◆ **TASK GOAL**
List, from the lines below, each one with "this" in it.

◆ **INPUT MATERIAL**
※

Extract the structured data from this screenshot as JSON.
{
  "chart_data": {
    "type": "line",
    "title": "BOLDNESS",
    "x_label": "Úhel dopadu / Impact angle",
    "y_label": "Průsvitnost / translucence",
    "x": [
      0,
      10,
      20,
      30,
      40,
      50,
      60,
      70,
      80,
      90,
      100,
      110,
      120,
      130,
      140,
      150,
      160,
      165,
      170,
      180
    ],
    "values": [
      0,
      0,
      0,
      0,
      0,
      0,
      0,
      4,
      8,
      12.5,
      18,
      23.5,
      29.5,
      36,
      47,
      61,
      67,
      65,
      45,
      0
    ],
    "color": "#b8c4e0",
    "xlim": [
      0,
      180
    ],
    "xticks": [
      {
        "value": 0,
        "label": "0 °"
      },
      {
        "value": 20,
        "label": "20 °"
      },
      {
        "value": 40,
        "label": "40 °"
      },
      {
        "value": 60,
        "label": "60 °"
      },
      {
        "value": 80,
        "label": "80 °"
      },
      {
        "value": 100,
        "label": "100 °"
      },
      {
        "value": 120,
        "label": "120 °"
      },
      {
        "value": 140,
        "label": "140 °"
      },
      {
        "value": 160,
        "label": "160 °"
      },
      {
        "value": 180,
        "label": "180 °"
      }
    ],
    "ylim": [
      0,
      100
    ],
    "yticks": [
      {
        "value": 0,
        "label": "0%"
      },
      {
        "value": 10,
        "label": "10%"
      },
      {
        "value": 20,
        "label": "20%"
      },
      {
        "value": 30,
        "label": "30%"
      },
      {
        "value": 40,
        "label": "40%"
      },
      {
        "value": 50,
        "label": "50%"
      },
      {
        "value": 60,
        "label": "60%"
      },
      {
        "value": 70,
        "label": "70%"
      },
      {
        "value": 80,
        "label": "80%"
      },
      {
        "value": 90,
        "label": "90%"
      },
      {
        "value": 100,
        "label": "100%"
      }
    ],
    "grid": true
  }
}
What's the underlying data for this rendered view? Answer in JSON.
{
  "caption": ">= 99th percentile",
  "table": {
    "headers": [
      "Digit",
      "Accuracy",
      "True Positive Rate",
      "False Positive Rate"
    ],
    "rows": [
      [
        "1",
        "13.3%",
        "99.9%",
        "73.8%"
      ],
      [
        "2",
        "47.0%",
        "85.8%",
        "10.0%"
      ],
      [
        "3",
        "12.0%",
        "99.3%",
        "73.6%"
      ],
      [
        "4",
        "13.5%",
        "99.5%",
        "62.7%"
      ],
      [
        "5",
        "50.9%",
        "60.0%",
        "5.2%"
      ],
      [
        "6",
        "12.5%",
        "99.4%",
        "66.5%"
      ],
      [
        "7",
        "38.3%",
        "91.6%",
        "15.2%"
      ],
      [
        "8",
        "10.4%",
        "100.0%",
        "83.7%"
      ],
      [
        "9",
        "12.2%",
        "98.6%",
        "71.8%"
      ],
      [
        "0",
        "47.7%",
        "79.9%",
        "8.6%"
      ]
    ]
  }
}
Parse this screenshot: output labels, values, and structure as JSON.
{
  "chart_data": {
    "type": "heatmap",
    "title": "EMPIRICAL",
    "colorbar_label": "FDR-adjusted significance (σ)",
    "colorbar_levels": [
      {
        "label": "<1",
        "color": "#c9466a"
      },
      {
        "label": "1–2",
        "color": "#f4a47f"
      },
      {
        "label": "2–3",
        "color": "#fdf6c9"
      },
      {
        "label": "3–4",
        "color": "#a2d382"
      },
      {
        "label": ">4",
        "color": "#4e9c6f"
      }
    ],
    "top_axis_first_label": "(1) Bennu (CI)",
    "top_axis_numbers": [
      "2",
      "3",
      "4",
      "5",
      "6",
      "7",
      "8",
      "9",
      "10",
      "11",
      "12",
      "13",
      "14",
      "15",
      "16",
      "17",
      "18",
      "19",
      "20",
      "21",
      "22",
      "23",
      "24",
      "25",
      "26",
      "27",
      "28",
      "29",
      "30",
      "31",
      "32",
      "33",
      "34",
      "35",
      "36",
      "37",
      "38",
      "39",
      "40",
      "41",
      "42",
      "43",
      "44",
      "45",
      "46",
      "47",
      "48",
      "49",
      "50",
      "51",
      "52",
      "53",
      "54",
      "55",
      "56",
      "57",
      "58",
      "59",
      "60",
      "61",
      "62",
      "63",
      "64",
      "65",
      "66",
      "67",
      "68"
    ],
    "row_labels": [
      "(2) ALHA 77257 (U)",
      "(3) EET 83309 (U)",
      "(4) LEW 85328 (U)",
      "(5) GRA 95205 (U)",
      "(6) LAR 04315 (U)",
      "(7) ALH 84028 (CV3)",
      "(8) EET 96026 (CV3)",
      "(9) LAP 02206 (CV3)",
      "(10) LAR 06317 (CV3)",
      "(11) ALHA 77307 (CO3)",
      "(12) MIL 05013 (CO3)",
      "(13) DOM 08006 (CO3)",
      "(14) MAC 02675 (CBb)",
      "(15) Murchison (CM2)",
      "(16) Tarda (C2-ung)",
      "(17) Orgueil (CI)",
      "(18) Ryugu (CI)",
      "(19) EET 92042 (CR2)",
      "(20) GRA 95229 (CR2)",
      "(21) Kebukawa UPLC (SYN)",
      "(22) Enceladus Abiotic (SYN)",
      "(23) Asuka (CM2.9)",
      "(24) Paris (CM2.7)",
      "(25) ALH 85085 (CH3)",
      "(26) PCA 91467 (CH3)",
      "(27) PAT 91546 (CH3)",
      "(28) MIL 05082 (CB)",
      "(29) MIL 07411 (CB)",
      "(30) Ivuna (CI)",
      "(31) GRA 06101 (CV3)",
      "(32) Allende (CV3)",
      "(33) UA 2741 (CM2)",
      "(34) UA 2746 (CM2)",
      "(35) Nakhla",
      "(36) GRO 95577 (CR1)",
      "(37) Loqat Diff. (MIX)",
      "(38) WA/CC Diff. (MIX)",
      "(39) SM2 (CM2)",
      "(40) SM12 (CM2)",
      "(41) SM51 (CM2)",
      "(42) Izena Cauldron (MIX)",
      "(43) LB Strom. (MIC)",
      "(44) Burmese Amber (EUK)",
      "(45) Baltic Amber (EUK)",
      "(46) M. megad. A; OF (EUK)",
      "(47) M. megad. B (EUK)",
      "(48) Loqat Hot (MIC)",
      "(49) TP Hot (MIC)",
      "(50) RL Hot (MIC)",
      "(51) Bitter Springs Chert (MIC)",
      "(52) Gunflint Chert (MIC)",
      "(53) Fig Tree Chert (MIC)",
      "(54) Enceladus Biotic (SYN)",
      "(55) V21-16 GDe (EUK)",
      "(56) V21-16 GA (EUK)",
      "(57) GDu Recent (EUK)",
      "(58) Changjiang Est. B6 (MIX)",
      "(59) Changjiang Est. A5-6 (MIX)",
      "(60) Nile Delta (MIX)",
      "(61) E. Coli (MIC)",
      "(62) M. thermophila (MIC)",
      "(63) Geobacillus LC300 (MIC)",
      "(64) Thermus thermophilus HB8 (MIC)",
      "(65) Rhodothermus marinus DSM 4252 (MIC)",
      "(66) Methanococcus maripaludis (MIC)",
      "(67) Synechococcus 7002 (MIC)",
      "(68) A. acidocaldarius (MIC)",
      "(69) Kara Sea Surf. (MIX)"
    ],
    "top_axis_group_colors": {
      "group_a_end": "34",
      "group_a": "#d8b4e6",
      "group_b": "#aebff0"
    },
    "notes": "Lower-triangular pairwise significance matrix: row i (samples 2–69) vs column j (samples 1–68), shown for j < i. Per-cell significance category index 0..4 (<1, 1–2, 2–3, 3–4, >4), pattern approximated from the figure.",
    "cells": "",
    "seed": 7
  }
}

※

◆ **SOLUTION**
Extract the structured data from this screenshot as JSON.
What's the underlying data for this rendered view? Answer in JSON.
Parse this screenshot: output labels, values, and structure as JSON.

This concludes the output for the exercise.